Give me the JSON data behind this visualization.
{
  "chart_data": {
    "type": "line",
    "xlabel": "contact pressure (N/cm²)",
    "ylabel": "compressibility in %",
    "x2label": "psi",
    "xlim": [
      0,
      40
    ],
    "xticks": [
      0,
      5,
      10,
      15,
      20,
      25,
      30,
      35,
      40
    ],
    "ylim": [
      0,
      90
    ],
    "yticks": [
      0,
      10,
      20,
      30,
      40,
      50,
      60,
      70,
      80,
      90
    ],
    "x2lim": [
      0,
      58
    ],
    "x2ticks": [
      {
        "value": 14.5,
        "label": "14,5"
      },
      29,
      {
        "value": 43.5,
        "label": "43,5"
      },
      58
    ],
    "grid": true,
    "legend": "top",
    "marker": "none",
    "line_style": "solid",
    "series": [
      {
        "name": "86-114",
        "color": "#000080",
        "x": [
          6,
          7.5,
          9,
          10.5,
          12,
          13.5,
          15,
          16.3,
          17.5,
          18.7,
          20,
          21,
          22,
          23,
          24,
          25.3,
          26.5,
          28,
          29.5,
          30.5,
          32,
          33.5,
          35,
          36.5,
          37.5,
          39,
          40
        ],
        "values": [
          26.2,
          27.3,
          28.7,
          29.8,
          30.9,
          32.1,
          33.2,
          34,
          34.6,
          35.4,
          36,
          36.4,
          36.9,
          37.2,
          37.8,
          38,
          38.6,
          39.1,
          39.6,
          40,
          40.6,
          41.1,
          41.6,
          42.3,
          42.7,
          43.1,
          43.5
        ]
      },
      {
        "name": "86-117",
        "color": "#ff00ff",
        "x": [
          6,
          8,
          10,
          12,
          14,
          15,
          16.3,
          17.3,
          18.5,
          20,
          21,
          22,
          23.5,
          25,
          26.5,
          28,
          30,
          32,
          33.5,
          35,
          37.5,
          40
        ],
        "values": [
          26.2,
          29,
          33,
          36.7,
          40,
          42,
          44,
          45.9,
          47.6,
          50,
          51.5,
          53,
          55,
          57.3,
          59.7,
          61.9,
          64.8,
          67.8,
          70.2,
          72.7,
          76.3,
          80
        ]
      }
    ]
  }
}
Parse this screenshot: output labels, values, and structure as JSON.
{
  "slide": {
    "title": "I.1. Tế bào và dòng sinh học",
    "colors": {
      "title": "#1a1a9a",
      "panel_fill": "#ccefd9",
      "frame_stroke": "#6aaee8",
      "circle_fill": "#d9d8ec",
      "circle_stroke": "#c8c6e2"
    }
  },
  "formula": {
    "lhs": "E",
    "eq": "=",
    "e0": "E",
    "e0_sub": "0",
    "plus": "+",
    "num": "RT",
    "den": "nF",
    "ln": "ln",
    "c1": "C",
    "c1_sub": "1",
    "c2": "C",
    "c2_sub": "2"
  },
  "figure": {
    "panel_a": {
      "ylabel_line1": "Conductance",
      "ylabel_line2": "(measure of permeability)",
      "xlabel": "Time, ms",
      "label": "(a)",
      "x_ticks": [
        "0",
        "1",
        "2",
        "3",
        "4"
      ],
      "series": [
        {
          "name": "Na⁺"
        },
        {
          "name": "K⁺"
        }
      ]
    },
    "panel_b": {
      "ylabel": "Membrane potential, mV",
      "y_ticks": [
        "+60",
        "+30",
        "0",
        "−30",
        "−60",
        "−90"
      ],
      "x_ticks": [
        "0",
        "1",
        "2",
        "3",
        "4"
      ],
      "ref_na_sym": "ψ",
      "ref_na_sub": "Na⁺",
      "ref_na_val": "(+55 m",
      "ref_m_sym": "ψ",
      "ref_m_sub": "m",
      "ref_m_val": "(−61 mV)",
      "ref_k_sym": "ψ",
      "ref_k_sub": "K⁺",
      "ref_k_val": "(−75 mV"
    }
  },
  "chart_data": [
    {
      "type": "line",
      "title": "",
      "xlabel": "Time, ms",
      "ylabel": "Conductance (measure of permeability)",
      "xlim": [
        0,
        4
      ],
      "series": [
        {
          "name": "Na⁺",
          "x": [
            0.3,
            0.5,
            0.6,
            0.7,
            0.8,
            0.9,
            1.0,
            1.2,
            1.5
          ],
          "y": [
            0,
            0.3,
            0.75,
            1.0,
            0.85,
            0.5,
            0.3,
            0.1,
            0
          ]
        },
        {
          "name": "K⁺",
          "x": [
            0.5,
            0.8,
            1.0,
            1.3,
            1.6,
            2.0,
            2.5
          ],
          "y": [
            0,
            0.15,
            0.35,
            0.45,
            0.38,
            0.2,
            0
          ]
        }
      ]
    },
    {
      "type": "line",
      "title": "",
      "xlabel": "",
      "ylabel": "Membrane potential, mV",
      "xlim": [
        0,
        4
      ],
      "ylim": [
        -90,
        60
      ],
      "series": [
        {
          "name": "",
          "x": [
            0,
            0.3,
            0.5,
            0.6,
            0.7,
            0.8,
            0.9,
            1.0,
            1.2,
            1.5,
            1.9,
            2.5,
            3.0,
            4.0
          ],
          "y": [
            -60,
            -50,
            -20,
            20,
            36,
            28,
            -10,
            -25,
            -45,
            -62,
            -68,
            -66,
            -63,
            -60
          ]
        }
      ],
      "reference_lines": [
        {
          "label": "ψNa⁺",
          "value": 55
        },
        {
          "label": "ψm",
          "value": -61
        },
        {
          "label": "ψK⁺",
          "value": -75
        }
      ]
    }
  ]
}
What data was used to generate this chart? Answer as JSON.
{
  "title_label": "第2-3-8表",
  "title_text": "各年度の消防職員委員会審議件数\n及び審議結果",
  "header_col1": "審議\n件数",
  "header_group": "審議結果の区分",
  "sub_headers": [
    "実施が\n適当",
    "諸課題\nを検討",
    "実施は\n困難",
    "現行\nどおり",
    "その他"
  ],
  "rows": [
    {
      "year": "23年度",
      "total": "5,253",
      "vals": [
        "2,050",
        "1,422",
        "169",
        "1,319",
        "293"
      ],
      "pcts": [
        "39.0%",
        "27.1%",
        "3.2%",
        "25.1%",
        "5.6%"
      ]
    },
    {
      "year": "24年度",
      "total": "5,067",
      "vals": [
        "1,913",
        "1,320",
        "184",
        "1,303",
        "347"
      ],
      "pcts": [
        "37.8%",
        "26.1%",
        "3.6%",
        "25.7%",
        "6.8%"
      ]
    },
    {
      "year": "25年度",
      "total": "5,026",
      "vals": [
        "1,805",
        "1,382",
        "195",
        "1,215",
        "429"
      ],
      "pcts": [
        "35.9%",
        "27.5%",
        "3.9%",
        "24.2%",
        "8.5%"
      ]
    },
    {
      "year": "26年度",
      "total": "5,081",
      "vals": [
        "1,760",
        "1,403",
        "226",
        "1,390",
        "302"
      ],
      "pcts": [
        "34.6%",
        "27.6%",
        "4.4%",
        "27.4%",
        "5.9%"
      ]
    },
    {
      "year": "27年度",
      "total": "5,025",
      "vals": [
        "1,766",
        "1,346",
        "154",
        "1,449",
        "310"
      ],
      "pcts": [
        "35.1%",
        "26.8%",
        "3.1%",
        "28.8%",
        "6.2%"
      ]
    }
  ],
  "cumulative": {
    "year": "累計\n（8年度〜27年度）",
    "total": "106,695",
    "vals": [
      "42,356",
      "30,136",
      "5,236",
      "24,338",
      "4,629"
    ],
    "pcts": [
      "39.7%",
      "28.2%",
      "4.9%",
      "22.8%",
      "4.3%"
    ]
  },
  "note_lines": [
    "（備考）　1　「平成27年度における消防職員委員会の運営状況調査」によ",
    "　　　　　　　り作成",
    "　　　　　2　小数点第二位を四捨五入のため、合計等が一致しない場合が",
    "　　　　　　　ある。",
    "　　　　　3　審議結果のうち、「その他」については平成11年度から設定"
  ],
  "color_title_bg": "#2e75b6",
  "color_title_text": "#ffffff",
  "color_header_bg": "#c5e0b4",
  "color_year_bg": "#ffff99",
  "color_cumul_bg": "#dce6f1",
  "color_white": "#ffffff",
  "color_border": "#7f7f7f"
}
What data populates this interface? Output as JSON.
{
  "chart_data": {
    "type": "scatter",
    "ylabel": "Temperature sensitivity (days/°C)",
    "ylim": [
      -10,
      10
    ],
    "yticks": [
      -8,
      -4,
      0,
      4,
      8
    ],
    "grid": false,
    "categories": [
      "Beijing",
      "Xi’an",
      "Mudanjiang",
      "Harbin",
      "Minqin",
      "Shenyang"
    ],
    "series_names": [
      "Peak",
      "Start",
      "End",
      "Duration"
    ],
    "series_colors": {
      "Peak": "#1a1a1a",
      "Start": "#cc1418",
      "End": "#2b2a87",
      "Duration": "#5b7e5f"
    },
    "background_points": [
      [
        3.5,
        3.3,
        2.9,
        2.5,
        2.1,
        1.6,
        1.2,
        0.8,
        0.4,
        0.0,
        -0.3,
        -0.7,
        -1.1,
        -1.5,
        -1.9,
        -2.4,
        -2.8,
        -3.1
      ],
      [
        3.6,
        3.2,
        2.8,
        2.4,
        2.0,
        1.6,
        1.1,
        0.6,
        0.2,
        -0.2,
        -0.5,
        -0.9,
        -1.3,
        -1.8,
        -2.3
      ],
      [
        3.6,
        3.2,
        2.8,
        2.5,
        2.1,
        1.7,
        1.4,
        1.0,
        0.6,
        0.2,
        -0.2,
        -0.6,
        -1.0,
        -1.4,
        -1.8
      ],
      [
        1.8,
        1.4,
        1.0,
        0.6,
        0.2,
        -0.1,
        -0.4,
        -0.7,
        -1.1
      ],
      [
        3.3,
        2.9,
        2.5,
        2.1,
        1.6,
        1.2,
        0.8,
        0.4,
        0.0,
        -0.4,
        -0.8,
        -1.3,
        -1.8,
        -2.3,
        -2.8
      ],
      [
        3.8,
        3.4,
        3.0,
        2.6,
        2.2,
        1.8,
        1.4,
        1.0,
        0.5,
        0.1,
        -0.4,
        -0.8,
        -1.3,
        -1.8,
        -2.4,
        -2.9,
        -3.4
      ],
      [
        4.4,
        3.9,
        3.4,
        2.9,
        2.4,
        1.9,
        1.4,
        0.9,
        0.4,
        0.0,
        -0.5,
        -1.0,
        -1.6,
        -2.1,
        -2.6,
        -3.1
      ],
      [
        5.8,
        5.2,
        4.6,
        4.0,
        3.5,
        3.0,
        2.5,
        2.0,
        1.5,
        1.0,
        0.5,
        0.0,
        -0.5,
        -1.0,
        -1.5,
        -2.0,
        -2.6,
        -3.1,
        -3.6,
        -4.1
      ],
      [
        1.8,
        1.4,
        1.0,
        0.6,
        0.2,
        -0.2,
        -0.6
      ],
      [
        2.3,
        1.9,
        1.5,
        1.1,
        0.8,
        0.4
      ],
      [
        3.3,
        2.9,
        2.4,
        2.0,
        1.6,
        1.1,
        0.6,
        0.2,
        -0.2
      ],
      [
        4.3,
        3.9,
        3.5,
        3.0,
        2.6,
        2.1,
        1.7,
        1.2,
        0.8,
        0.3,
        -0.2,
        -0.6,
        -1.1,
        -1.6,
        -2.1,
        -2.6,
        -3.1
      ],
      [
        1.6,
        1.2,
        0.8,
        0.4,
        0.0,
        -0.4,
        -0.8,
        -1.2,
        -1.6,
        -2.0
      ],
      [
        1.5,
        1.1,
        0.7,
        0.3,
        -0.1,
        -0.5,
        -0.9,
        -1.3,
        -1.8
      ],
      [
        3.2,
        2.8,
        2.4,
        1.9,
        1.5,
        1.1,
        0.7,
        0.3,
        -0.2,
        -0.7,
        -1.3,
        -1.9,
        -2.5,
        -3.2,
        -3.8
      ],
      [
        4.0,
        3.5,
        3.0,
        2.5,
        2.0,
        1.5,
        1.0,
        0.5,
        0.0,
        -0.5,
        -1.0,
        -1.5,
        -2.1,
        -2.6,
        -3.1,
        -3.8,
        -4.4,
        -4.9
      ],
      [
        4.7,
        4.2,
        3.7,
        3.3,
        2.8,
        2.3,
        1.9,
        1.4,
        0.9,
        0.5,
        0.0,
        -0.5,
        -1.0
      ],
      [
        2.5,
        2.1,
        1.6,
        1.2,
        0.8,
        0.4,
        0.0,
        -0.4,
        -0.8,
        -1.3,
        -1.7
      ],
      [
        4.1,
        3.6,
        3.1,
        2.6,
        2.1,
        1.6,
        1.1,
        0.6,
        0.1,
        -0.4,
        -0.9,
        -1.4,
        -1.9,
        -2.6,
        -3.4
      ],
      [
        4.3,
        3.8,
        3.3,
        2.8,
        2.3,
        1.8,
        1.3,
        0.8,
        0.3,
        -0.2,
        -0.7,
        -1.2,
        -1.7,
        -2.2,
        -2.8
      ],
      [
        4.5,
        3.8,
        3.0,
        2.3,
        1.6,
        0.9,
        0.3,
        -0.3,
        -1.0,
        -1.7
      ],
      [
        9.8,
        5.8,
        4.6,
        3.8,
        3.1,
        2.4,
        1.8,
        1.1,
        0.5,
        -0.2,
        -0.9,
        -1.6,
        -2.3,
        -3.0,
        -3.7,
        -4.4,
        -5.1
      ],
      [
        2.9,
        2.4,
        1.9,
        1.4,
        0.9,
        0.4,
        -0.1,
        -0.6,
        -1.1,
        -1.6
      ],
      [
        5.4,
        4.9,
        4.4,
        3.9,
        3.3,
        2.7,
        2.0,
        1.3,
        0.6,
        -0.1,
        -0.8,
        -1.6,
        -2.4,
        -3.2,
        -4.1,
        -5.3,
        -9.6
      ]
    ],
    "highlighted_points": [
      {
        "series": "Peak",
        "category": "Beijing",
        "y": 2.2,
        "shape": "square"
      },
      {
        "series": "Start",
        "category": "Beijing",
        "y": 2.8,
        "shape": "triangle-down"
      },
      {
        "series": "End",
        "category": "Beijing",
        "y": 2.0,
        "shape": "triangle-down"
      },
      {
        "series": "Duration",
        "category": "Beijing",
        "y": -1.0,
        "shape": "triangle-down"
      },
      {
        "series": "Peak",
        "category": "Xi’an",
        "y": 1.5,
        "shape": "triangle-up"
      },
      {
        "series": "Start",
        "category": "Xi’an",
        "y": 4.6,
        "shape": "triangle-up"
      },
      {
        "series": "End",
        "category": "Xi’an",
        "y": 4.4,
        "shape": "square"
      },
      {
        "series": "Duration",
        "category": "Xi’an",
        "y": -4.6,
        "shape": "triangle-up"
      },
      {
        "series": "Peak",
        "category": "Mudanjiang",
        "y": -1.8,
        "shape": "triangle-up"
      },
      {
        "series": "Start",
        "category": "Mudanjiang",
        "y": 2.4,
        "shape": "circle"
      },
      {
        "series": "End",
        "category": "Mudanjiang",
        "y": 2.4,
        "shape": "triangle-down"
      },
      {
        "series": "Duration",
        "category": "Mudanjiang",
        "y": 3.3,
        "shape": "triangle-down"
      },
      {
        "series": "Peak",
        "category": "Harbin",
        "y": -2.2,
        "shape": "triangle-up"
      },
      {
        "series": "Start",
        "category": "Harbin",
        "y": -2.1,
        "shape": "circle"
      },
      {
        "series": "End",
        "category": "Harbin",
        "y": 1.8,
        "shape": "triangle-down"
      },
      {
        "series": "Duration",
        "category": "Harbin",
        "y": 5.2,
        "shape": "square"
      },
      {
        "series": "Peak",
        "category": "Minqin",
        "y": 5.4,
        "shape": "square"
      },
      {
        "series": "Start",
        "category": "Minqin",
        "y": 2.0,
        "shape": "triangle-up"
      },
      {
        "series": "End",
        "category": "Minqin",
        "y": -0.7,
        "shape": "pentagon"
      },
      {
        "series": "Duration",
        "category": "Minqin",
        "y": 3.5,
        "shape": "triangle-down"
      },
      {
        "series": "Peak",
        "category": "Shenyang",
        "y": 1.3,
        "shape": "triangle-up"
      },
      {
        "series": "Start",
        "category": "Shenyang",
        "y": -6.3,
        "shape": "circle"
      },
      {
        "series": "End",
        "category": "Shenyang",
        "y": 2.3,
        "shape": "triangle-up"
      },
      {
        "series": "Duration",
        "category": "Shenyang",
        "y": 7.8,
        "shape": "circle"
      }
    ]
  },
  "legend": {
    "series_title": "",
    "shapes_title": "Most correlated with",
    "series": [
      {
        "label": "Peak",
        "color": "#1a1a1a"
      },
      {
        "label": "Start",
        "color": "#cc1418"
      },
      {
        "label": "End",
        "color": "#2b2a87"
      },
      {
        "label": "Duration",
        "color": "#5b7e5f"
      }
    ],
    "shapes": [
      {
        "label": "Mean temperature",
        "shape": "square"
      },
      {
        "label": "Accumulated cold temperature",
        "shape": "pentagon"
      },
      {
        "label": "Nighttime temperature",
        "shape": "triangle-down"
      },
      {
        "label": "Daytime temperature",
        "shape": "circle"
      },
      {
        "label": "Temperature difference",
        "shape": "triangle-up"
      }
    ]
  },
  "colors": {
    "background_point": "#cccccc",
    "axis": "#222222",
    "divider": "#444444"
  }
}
# # #
WHAT IS REQUIRED: Whenever "this" turns up in a line, pick that line out.

REPLY:
Give me the JSON data behind this visualization.
Parse this screenshot: output labels, values, and structure as JSON.
What data was used to generate this chart? Answer as JSON.
What data populates this interface? Output as JSON.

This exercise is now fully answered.